[本文]
'''

M&Aのプロセスには、多くのステップがあります。納得のいくM&Aの実行のためには、専門知識をもったプロフェッショナルの協力は必要不可欠です。
1 初期相談 後継者不在企業等からの相談をうけます。
2 M&Aの可否判断 事業内容・財務内容・株主の状況・社内体制等の企業概要を聴取し、M&Aの可否判断を行います。
3 M&Aスキームの検討 M&Aが可能であると判断した場合、譲渡形態、株式取りまとめ、役員退職金限度額などを考慮し、M&Aスキームの検討をします。

M&Aスキームとは、会計・財務・税務面まで盛り込んだ事業計画を立てることを言います。このM&Aスキームに基づいてスケジュールを立案し、手続きの実行を行います。

譲渡希望企業も、その仲介業者が信頼できるかどうかを検討し、お互いにM&Aを進めることが決まったときは、その仲介業者との間で、「アドバイザリー契約」を締結します。 この契約書には、秘密保持や直接交渉の禁止、専任依頼、報酬などに関する条項が盛り込まれます。この段階で譲渡希望企業に「着手金」が発生します。
4 必要資料の収集 アドバイザリー契約締結後、実行に必要な定款、決算書、申告書、謄本、社内規定、従業員名簿など、経営や財務、労務などに関する資料を収集します。

'''

[確認するデータ]

'''

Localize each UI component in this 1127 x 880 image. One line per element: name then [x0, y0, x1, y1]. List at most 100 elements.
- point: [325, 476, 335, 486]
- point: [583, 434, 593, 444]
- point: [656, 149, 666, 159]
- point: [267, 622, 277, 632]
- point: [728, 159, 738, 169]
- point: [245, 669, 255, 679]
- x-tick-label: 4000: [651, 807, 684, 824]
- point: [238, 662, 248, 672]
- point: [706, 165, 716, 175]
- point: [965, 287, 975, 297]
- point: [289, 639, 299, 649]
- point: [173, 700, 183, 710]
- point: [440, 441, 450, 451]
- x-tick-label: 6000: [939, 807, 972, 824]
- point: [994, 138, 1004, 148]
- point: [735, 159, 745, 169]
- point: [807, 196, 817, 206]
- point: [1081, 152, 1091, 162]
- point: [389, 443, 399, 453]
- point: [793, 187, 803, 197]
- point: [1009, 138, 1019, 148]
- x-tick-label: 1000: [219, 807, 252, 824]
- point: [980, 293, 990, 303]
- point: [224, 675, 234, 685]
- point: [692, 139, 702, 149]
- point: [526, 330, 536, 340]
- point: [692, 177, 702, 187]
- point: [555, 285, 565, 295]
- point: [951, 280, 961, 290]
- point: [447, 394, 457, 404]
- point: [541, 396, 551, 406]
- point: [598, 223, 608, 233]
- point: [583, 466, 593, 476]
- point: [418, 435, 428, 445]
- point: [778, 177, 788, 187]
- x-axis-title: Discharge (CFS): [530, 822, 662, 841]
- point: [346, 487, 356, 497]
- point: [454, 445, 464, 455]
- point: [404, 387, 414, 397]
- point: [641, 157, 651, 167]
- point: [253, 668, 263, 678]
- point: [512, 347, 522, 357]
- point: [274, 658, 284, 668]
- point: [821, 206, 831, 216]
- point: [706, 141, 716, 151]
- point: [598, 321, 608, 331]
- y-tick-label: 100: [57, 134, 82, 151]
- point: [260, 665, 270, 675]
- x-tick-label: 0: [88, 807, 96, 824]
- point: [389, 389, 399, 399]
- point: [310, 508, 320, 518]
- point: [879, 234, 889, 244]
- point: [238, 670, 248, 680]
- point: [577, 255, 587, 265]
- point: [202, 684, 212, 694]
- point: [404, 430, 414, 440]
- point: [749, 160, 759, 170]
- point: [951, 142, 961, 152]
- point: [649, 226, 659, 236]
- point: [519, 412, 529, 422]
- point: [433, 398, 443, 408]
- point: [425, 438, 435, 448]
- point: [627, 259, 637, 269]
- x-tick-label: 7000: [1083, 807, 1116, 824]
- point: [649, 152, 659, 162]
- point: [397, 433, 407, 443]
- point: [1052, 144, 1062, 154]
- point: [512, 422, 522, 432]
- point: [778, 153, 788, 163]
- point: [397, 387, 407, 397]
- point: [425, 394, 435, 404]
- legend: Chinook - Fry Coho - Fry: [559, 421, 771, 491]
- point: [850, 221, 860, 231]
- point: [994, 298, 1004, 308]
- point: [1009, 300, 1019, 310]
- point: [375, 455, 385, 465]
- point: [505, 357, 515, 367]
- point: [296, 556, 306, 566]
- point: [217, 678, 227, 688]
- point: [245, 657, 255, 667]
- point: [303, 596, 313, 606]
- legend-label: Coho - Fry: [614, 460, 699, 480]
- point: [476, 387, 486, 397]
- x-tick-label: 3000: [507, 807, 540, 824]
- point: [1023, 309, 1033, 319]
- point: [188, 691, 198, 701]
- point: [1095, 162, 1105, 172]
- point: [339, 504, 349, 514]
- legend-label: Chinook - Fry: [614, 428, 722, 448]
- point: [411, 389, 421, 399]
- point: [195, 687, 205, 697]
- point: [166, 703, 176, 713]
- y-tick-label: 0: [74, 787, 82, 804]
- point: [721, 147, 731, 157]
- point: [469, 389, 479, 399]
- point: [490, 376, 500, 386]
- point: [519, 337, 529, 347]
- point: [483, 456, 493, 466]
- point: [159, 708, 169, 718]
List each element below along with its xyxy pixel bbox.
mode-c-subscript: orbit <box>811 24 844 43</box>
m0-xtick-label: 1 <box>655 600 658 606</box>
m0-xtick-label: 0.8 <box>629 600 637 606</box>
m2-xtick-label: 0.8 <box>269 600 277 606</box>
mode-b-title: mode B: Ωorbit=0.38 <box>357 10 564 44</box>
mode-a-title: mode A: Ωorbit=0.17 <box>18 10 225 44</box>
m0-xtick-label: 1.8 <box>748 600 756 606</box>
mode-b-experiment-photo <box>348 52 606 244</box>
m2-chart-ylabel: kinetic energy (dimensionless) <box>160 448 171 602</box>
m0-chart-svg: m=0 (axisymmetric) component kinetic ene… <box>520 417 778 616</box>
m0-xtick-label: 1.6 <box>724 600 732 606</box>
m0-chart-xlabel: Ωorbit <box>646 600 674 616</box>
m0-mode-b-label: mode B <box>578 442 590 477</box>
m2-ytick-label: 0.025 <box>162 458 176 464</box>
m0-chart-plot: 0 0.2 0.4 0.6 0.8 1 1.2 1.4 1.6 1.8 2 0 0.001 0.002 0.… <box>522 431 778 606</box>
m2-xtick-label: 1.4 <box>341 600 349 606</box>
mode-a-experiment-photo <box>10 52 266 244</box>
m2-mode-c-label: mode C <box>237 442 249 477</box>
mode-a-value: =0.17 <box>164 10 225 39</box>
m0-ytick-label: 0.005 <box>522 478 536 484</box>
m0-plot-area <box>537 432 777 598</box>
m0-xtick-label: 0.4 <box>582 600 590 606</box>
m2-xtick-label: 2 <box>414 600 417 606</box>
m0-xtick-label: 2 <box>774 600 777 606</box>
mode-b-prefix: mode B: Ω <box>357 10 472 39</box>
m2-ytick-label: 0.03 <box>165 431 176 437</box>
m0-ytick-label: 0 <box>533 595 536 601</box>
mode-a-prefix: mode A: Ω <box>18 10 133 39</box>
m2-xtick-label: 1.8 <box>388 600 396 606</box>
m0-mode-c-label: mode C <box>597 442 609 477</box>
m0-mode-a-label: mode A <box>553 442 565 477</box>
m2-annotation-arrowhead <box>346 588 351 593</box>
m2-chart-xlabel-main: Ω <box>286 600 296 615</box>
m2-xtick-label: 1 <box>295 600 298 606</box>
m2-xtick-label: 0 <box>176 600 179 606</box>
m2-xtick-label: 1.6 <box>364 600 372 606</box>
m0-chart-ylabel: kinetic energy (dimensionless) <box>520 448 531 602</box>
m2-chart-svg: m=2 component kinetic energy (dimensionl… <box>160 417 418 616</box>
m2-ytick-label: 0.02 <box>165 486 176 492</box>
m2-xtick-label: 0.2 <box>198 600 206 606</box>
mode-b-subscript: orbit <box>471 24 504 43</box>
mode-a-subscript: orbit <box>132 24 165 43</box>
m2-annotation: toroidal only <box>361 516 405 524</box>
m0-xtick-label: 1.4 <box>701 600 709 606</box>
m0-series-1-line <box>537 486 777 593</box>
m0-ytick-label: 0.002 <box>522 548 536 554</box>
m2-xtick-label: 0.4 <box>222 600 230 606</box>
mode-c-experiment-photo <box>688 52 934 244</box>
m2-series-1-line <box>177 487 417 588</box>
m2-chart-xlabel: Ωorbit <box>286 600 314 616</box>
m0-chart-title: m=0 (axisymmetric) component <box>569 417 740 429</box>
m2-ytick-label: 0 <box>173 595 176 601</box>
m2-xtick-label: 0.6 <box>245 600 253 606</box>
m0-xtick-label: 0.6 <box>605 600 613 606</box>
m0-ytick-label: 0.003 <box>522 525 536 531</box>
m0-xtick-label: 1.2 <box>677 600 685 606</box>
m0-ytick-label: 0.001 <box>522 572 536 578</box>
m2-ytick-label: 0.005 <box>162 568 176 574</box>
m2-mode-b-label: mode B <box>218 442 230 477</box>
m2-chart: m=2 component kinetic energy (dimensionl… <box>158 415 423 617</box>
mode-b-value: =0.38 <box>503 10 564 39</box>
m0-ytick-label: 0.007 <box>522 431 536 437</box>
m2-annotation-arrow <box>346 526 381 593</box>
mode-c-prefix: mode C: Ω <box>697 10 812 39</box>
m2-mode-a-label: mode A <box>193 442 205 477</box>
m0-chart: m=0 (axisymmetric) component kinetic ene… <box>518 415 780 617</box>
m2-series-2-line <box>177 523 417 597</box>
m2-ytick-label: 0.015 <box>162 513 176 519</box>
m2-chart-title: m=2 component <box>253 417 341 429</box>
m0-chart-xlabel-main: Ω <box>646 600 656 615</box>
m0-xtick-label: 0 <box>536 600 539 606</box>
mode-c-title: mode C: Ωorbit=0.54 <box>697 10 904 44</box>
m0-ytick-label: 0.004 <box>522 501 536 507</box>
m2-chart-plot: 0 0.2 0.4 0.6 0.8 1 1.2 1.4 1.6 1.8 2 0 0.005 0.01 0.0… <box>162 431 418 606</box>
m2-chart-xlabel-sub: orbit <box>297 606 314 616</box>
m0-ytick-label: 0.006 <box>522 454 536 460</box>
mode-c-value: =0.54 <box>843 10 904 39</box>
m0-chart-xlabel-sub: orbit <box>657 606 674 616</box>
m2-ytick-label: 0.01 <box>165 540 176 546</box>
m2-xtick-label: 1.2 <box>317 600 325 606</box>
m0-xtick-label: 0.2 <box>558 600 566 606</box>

'''

[取り組む作業]
1. 本文で、アドバイザリー契約を結んだあとに集める資料として名前が挙がっているものをすべて書き出してください。
2. 本文の「1 初期相談 後継者不在企業等からの相談をうけます。」から「業に「着手金」が発生します。」までを、一字も変えずにそのまま書き写してください。

[解答一覧]
1. 定款、決算書、申告書、謄本、社内規定、従業員名簿

2.
1 初期相談 後継者不在企業等からの相談をうけます。
2 M&Aの可否判断 事業内容・財務内容・株主の状況・社内体制等の企業概要を聴取し、M&Aの可否判断を行います。
3 M&Aスキームの検討 M&Aが可能であると判断した場合、譲渡形態、株式取りまとめ、役員退職金限度額などを考慮し、M&Aスキームの検討をします。

M&Aスキームとは、会計・財務・税務面まで盛り込んだ事業計画を立てることを言います。このM&Aスキームに基づいてスケジュールを立案し、手続きの実行を行います。

譲渡希望企業も、その仲介業者が信頼できるかどうかを検討し、お互いにM&Aを進めることが決まったときは、その仲介業者との間で、「アドバイザリー契約」を締結します。 この契約書には、秘密保持や直接交渉の禁止、専任依頼、報酬などに関する条項が盛り込まれます。この段階で譲渡希望企業に「着手金」が発生します。